_PROBLEM TO SOLVE_:
Exactly repeat the material, dropping only the pictures.

— begin RECORDS PROVIDED —

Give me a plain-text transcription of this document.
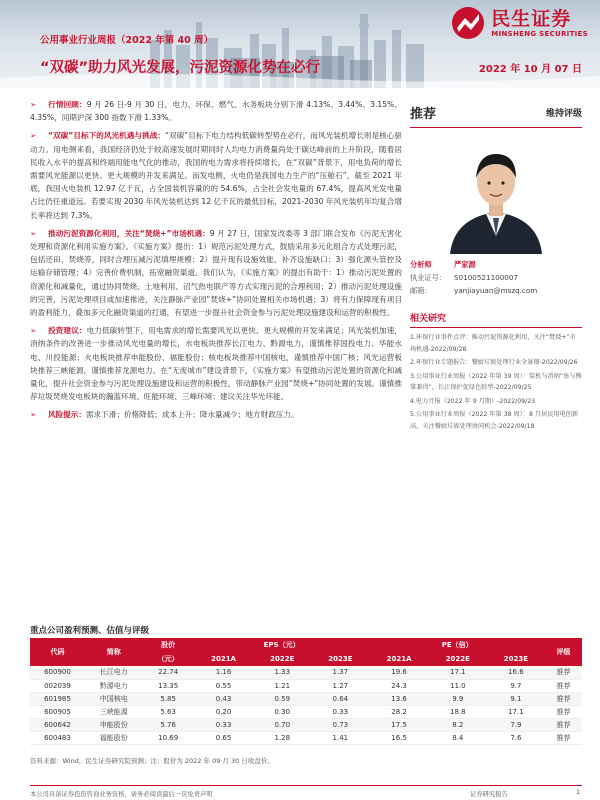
民生证券
MINSHENG SECURITIES
公用事业行业周报（2022 年第 40 周）
“双碳”助力风光发展，污泥资源化势在必行	2022 年 10 月 07 日
➢ 行情回顾：9 月 26 日-9 月 30 日，电力、环保、燃气、水务板块分别下滑 4.13%、3.44%、3.15%、4.35%，同期沪深 300 指数下滑 1.33%。
➢ “双碳”目标下的风光机遇与挑战：“双碳”目标下电力结构低碳转型势在必行，而风光装机增长则是核心驱动力。用电侧来看，我国经济仍处于较高速发展时期同时人均电力消费量尚处于碳达峰前的上升阶段，随着居民收入水平的提高和终端用能电气化的推动，我国的电力需求将持续增长，在“双碳”背景下，用电负荷的增长需要风光能源以更快、更大规模的开发来满足。而发电侧，火电仍是我国电力生产的“压舱石”，截至 2021 年底，我国火电装机 12.97 亿千瓦，占全国装机容量的的 54.6%，占全社会发电量的 67.4%，提高风光发电量占比仍任重道远。若要实现 2030 年风光装机达到 12 亿千瓦的最低目标，2021-2030 年风光装机年均复合增长率将达到 7.3%。
➢ 推动污泥资源化利用，关注“焚烧+”市场机遇：9 月 27 日，国家发改委等 3 部门联合发布《污泥无害化处理和资源化利用实施方案》。《实施方案》提出：1）规范污泥处理方式，鼓励采用多元化组合方式处理污泥，包括还田、焚烧等，同时合理压减污泥填埋规模；2）提升现有设施效能，补齐设施缺口；3）强化源头管控及运输存储管理；4）完善价费机制，拓宽融资渠道。我们认为，《实施方案》的提出有助于：1）推动污泥处置的资源化和减量化，通过协同焚烧、土地利用、沼气热电联产等方式实现污泥的合理利用；2）推动污泥处理设施的完善，污泥处理项目或加速推进，关注静脉产业园“焚烧+”协同处置相关市场机遇；3）将有力保障现有项目的盈利能力，叠加多元化融资渠道的打通，有望进一步提升社会资金参与污泥处理设施建设和运营的积极性。
➢ 投资建议：电力低碳转型下，用电需求的增长需要风光以更快、更大规模的开发来满足；风光装机加速，消纳条件的改善进一步推动风光电量的增长，水电板块推荐长江电力、黔源电力，谨慎推荐国投电力、华能水电、川投能源；火电板块推荐申能股份、福能股份；核电板块推荐中国核电，谨慎推荐中国广核；风光运营板块推荐三峡能源，谨慎推荐龙源电力。在“无废城市”建设背景下，《实施方案》有望推动污泥处置的资源化和减量化，提升社会资金参与污泥处理设施建设和运营的积极性，带动静脉产业园“焚烧+”协同处置的发展。谨慎推荐垃圾焚烧发电板块的瀚蓝环境、旺能环境、三峰环境；建议关注华光环能。
➢ 风险提示：需求下滑；价格降低；成本上升；降水量减少；地方财政压力。
推荐	维持评级
分析师	严家源
执业证号： S0100521100007
邮箱：	yanjiayuan@mszq.com
相关研究
1.环保行业事件点评：推动污泥资源化利用，关注“焚烧+”市场机遇-2022/09/28
2.环保行业专题报告：餐厨垃圾处理行业全景图-2022/09/26
3.公用事业行业周报（2022 年第 39 周）：装机与消纳“鱼与熊掌兼得”，长江保护促绿色转型-2022/09/25
4.电力月报（2022 年 9 月期）-2022/09/23
5.公用事业行业周报（2022 年第 38 周）：8 月居民用电创新高，关注餐厨垃圾处理协同机会-2022/09/18
重点公司盈利预测、估值与评级
代码	简称	股价	EPS（元）			PE（倍）			评级
		（元）	2021A	2022E	2023E	2021A	2022E	2023E	
600900	长江电力	22.74	1.16	1.33	1.37	19.6	17.1	16.6	推荐
002039	黔源电力	13.35	0.55	1.21	1.27	24.3	11.0	9.7	推荐
601985	中国核电	5.85	0.43	0.59	0.64	13.6	9.9	9.1	推荐
600905	三峡能源	5.63	0.20	0.30	0.33	28.2	18.8	17.1	推荐
600642	申能股份	5.76	0.33	0.70	0.73	17.5	8.2	7.9	推荐
600483	福能股份	10.69	0.65	1.28	1.41	16.5	8.4	7.6	推荐
资料来源：Wind，民生证券研究院预测；注：股价为 2022 年 09 月 30 日收盘价。
本公司具备证券投资咨询业务资格，请务必阅读最后一页免责声明	证券研究报告	1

— end RECORDS PROVIDED —

_WRITTEN RESPONSE_:
Give me a plain-text transcription of this document.
民生证券
MINSHENG SECURITIES
公用事业行业周报（2022 年第 40 周）
“双碳”助力风光发展，污泥资源化势在必行	2022 年 10 月 07 日
➢ 行情回顾：9 月 26 日-9 月 30 日，电力、环保、燃气、水务板块分别下滑 4.13%、3.44%、3.15%、4.35%，同期沪深 300 指数下滑 1.33%。
➢ “双碳”目标下的风光机遇与挑战：“双碳”目标下电力结构低碳转型势在必行，而风光装机增长则是核心驱动力。用电侧来看，我国经济仍处于较高速发展时期同时人均电力消费量尚处于碳达峰前的上升阶段，随着居民收入水平的提高和终端用能电气化的推动，我国的电力需求将持续增长，在“双碳”背景下，用电负荷的增长需要风光能源以更快、更大规模的开发来满足。而发电侧，火电仍是我国电力生产的“压舱石”，截至 2021 年底，我国火电装机 12.97 亿千瓦，占全国装机容量的的 54.6%，占全社会发电量的 67.4%，提高风光发电量占比仍任重道远。若要实现 2030 年风光装机达到 12 亿千瓦的最低目标，2021-2030 年风光装机年均复合增长率将达到 7.3%。
➢ 推动污泥资源化利用，关注“焚烧+”市场机遇：9 月 27 日，国家发改委等 3 部门联合发布《污泥无害化处理和资源化利用实施方案》。《实施方案》提出：1）规范污泥处理方式，鼓励采用多元化组合方式处理污泥，包括还田、焚烧等，同时合理压减污泥填埋规模；2）提升现有设施效能，补齐设施缺口；3）强化源头管控及运输存储管理；4）完善价费机制，拓宽融资渠道。我们认为，《实施方案》的提出有助于：1）推动污泥处置的资源化和减量化，通过协同焚烧、土地利用、沼气热电联产等方式实现污泥的合理利用；2）推动污泥处理设施的完善，污泥处理项目或加速推进，关注静脉产业园“焚烧+”协同处置相关市场机遇；3）将有力保障现有项目的盈利能力，叠加多元化融资渠道的打通，有望进一步提升社会资金参与污泥处理设施建设和运营的积极性。
➢ 投资建议：电力低碳转型下，用电需求的增长需要风光以更快、更大规模的开发来满足；风光装机加速，消纳条件的改善进一步推动风光电量的增长，水电板块推荐长江电力、黔源电力，谨慎推荐国投电力、华能水电、川投能源；火电板块推荐申能股份、福能股份；核电板块推荐中国核电，谨慎推荐中国广核；风光运营板块推荐三峡能源，谨慎推荐龙源电力。在“无废城市”建设背景下，《实施方案》有望推动污泥处置的资源化和减量化，提升社会资金参与污泥处理设施建设和运营的积极性，带动静脉产业园“焚烧+”协同处置的发展。谨慎推荐垃圾焚烧发电板块的瀚蓝环境、旺能环境、三峰环境；建议关注华光环能。
➢ 风险提示：需求下滑；价格降低；成本上升；降水量减少；地方财政压力。
推荐	维持评级
分析师	严家源
执业证号： S0100521100007
邮箱：	yanjiayuan@mszq.com
相关研究
1.环保行业事件点评：推动污泥资源化利用，关注“焚烧+”市场机遇-2022/09/28
2.环保行业专题报告：餐厨垃圾处理行业全景图-2022/09/26
3.公用事业行业周报（2022 年第 39 周）：装机与消纳“鱼与熊掌兼得”，长江保护促绿色转型-2022/09/25
4.电力月报（2022 年 9 月期）-2022/09/23
5.公用事业行业周报（2022 年第 38 周）：8 月居民用电创新高，关注餐厨垃圾处理协同机会-2022/09/18
重点公司盈利预测、估值与评级
代码	简称	股价	EPS（元）			PE（倍）			评级
		（元）	2021A	2022E	2023E	2021A	2022E	2023E	
600900	长江电力	22.74	1.16	1.33	1.37	19.6	17.1	16.6	推荐
002039	黔源电力	13.35	0.55	1.21	1.27	24.3	11.0	9.7	推荐
601985	中国核电	5.85	0.43	0.59	0.64	13.6	9.9	9.1	推荐
600905	三峡能源	5.63	0.20	0.30	0.33	28.2	18.8	17.1	推荐
600642	申能股份	5.76	0.33	0.70	0.73	17.5	8.2	7.9	推荐
600483	福能股份	10.69	0.65	1.28	1.41	16.5	8.4	7.6	推荐
资料来源：Wind，民生证券研究院预测；注：股价为 2022 年 09 月 30 日收盘价。
本公司具备证券投资咨询业务资格，请务必阅读最后一页免责声明	证券研究报告	1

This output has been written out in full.